MATERIALS PROVIDED:
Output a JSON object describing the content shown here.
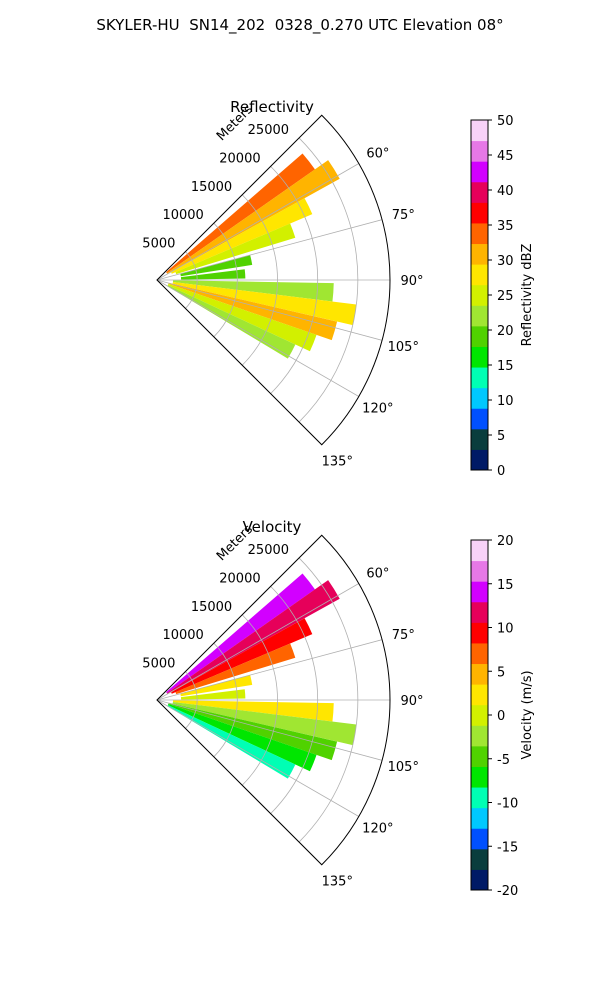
{
  "figure": {
    "suptitle": "SKYLER-HU  SN14_202  0328_0.270 UTC Elevation 08°"
  },
  "chart_data": [
    {
      "type": "heatmap",
      "id": "reflectivity",
      "title": "Reflectivity",
      "projection": "polar-sector",
      "radial_label": "Meters",
      "r_ticks": [
        "5000",
        "10000",
        "15000",
        "20000",
        "25000"
      ],
      "r_values": [
        5000,
        10000,
        15000,
        20000,
        25000
      ],
      "r_max": 29000,
      "theta_ticks": [
        "60°",
        "75°",
        "90°",
        "105°",
        "120°",
        "135°"
      ],
      "theta_values": [
        60,
        75,
        90,
        105,
        120,
        135
      ],
      "theta_range": [
        45,
        135
      ],
      "grid": true,
      "colorbar": {
        "label": "Reflectivity dBZ",
        "ticks": [
          "0",
          "5",
          "10",
          "15",
          "20",
          "25",
          "30",
          "35",
          "40",
          "45",
          "50"
        ],
        "range": [
          0,
          50
        ],
        "colors": [
          "#001a66",
          "#0a3d3d",
          "#0050ff",
          "#00c8ff",
          "#00ffb4",
          "#00e600",
          "#50d200",
          "#a0e632",
          "#d2f000",
          "#ffe600",
          "#ffb400",
          "#ff6400",
          "#ff0000",
          "#e6005a",
          "#d200ff",
          "#e678e6",
          "#f8d2f8"
        ]
      },
      "echoes": [
        {
          "az": 52,
          "r0": 1500,
          "r1": 24000,
          "value": 35
        },
        {
          "az": 58,
          "r0": 1500,
          "r1": 26000,
          "value": 30
        },
        {
          "az": 64,
          "r0": 2000,
          "r1": 21000,
          "value": 28
        },
        {
          "az": 70,
          "r0": 2500,
          "r1": 18000,
          "value": 25
        },
        {
          "az": 78,
          "r0": 3000,
          "r1": 12000,
          "value": 20
        },
        {
          "az": 86,
          "r0": 3000,
          "r1": 11000,
          "value": 20
        },
        {
          "az": 94,
          "r0": 2000,
          "r1": 22000,
          "value": 22
        },
        {
          "az": 100,
          "r0": 2000,
          "r1": 25000,
          "value": 28
        },
        {
          "az": 106,
          "r0": 1500,
          "r1": 23000,
          "value": 30
        },
        {
          "az": 112,
          "r0": 1500,
          "r1": 21000,
          "value": 26
        },
        {
          "az": 118,
          "r0": 1500,
          "r1": 19000,
          "value": 22
        }
      ]
    },
    {
      "type": "heatmap",
      "id": "velocity",
      "title": "Velocity",
      "projection": "polar-sector",
      "radial_label": "Meters",
      "r_ticks": [
        "5000",
        "10000",
        "15000",
        "20000",
        "25000"
      ],
      "r_values": [
        5000,
        10000,
        15000,
        20000,
        25000
      ],
      "r_max": 29000,
      "theta_ticks": [
        "60°",
        "75°",
        "90°",
        "105°",
        "120°",
        "135°"
      ],
      "theta_values": [
        60,
        75,
        90,
        105,
        120,
        135
      ],
      "theta_range": [
        45,
        135
      ],
      "grid": true,
      "colorbar": {
        "label": "Velocity (m/s)",
        "ticks": [
          "-20",
          "-15",
          "-10",
          "-5",
          "0",
          "5",
          "10",
          "15",
          "20"
        ],
        "range": [
          -20,
          20
        ],
        "colors": [
          "#001a66",
          "#0a3d3d",
          "#0050ff",
          "#00c8ff",
          "#00ffb4",
          "#00e600",
          "#50d200",
          "#a0e632",
          "#d2f000",
          "#ffe600",
          "#ffb400",
          "#ff6400",
          "#ff0000",
          "#e6005a",
          "#d200ff",
          "#e678e6",
          "#f8d2f8"
        ]
      },
      "echoes": [
        {
          "az": 52,
          "r0": 1500,
          "r1": 24000,
          "value": 13
        },
        {
          "az": 58,
          "r0": 1500,
          "r1": 26000,
          "value": 12
        },
        {
          "az": 64,
          "r0": 2000,
          "r1": 21000,
          "value": 9
        },
        {
          "az": 70,
          "r0": 2500,
          "r1": 18000,
          "value": 6
        },
        {
          "az": 78,
          "r0": 3000,
          "r1": 12000,
          "value": 2
        },
        {
          "az": 86,
          "r0": 3000,
          "r1": 11000,
          "value": 1
        },
        {
          "az": 94,
          "r0": 2000,
          "r1": 22000,
          "value": 3
        },
        {
          "az": 100,
          "r0": 2000,
          "r1": 25000,
          "value": -2
        },
        {
          "az": 106,
          "r0": 1500,
          "r1": 23000,
          "value": -5
        },
        {
          "az": 112,
          "r0": 1500,
          "r1": 21000,
          "value": -8
        },
        {
          "az": 118,
          "r0": 1500,
          "r1": 19000,
          "value": -10
        }
      ]
    }
  ]
}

INSTRUCTIONS FOR THE TASK:
Pictures in the records above are left out; print everything else exactly as written.

FINAL RESULT:
Output a JSON object describing the content shown here.
{
  "figure": {
    "suptitle": "SKYLER-HU  SN14_202  0328_0.270 UTC Elevation 08°"
  },
  "chart_data": [
    {
      "type": "heatmap",
      "id": "reflectivity",
      "title": "Reflectivity",
      "projection": "polar-sector",
      "radial_label": "Meters",
      "r_ticks": [
        "5000",
        "10000",
        "15000",
        "20000",
        "25000"
      ],
      "r_values": [
        5000,
        10000,
        15000,
        20000,
        25000
      ],
      "r_max": 29000,
      "theta_ticks": [
        "60°",
        "75°",
        "90°",
        "105°",
        "120°",
        "135°"
      ],
      "theta_values": [
        60,
        75,
        90,
        105,
        120,
        135
      ],
      "theta_range": [
        45,
        135
      ],
      "grid": true,
      "colorbar": {
        "label": "Reflectivity dBZ",
        "ticks": [
          "0",
          "5",
          "10",
          "15",
          "20",
          "25",
          "30",
          "35",
          "40",
          "45",
          "50"
        ],
        "range": [
          0,
          50
        ],
        "colors": [
          "#001a66",
          "#0a3d3d",
          "#0050ff",
          "#00c8ff",
          "#00ffb4",
          "#00e600",
          "#50d200",
          "#a0e632",
          "#d2f000",
          "#ffe600",
          "#ffb400",
          "#ff6400",
          "#ff0000",
          "#e6005a",
          "#d200ff",
          "#e678e6",
          "#f8d2f8"
        ]
      },
      "echoes": [
        {
          "az": 52,
          "r0": 1500,
          "r1": 24000,
          "value": 35
        },
        {
          "az": 58,
          "r0": 1500,
          "r1": 26000,
          "value": 30
        },
        {
          "az": 64,
          "r0": 2000,
          "r1": 21000,
          "value": 28
        },
        {
          "az": 70,
          "r0": 2500,
          "r1": 18000,
          "value": 25
        },
        {
          "az": 78,
          "r0": 3000,
          "r1": 12000,
          "value": 20
        },
        {
          "az": 86,
          "r0": 3000,
          "r1": 11000,
          "value": 20
        },
        {
          "az": 94,
          "r0": 2000,
          "r1": 22000,
          "value": 22
        },
        {
          "az": 100,
          "r0": 2000,
          "r1": 25000,
          "value": 28
        },
        {
          "az": 106,
          "r0": 1500,
          "r1": 23000,
          "value": 30
        },
        {
          "az": 112,
          "r0": 1500,
          "r1": 21000,
          "value": 26
        },
        {
          "az": 118,
          "r0": 1500,
          "r1": 19000,
          "value": 22
        }
      ]
    },
    {
      "type": "heatmap",
      "id": "velocity",
      "title": "Velocity",
      "projection": "polar-sector",
      "radial_label": "Meters",
      "r_ticks": [
        "5000",
        "10000",
        "15000",
        "20000",
        "25000"
      ],
      "r_values": [
        5000,
        10000,
        15000,
        20000,
        25000
      ],
      "r_max": 29000,
      "theta_ticks": [
        "60°",
        "75°",
        "90°",
        "105°",
        "120°",
        "135°"
      ],
      "theta_values": [
        60,
        75,
        90,
        105,
        120,
        135
      ],
      "theta_range": [
        45,
        135
      ],
      "grid": true,
      "colorbar": {
        "label": "Velocity (m/s)",
        "ticks": [
          "-20",
          "-15",
          "-10",
          "-5",
          "0",
          "5",
          "10",
          "15",
          "20"
        ],
        "range": [
          -20,
          20
        ],
        "colors": [
          "#001a66",
          "#0a3d3d",
          "#0050ff",
          "#00c8ff",
          "#00ffb4",
          "#00e600",
          "#50d200",
          "#a0e632",
          "#d2f000",
          "#ffe600",
          "#ffb400",
          "#ff6400",
          "#ff0000",
          "#e6005a",
          "#d200ff",
          "#e678e6",
          "#f8d2f8"
        ]
      },
      "echoes": [
        {
          "az": 52,
          "r0": 1500,
          "r1": 24000,
          "value": 13
        },
        {
          "az": 58,
          "r0": 1500,
          "r1": 26000,
          "value": 12
        },
        {
          "az": 64,
          "r0": 2000,
          "r1": 21000,
          "value": 9
        },
        {
          "az": 70,
          "r0": 2500,
          "r1": 18000,
          "value": 6
        },
        {
          "az": 78,
          "r0": 3000,
          "r1": 12000,
          "value": 2
        },
        {
          "az": 86,
          "r0": 3000,
          "r1": 11000,
          "value": 1
        },
        {
          "az": 94,
          "r0": 2000,
          "r1": 22000,
          "value": 3
        },
        {
          "az": 100,
          "r0": 2000,
          "r1": 25000,
          "value": -2
        },
        {
          "az": 106,
          "r0": 1500,
          "r1": 23000,
          "value": -5
        },
        {
          "az": 112,
          "r0": 1500,
          "r1": 21000,
          "value": -8
        },
        {
          "az": 118,
          "r0": 1500,
          "r1": 19000,
          "value": -10
        }
      ]
    }
  ]
}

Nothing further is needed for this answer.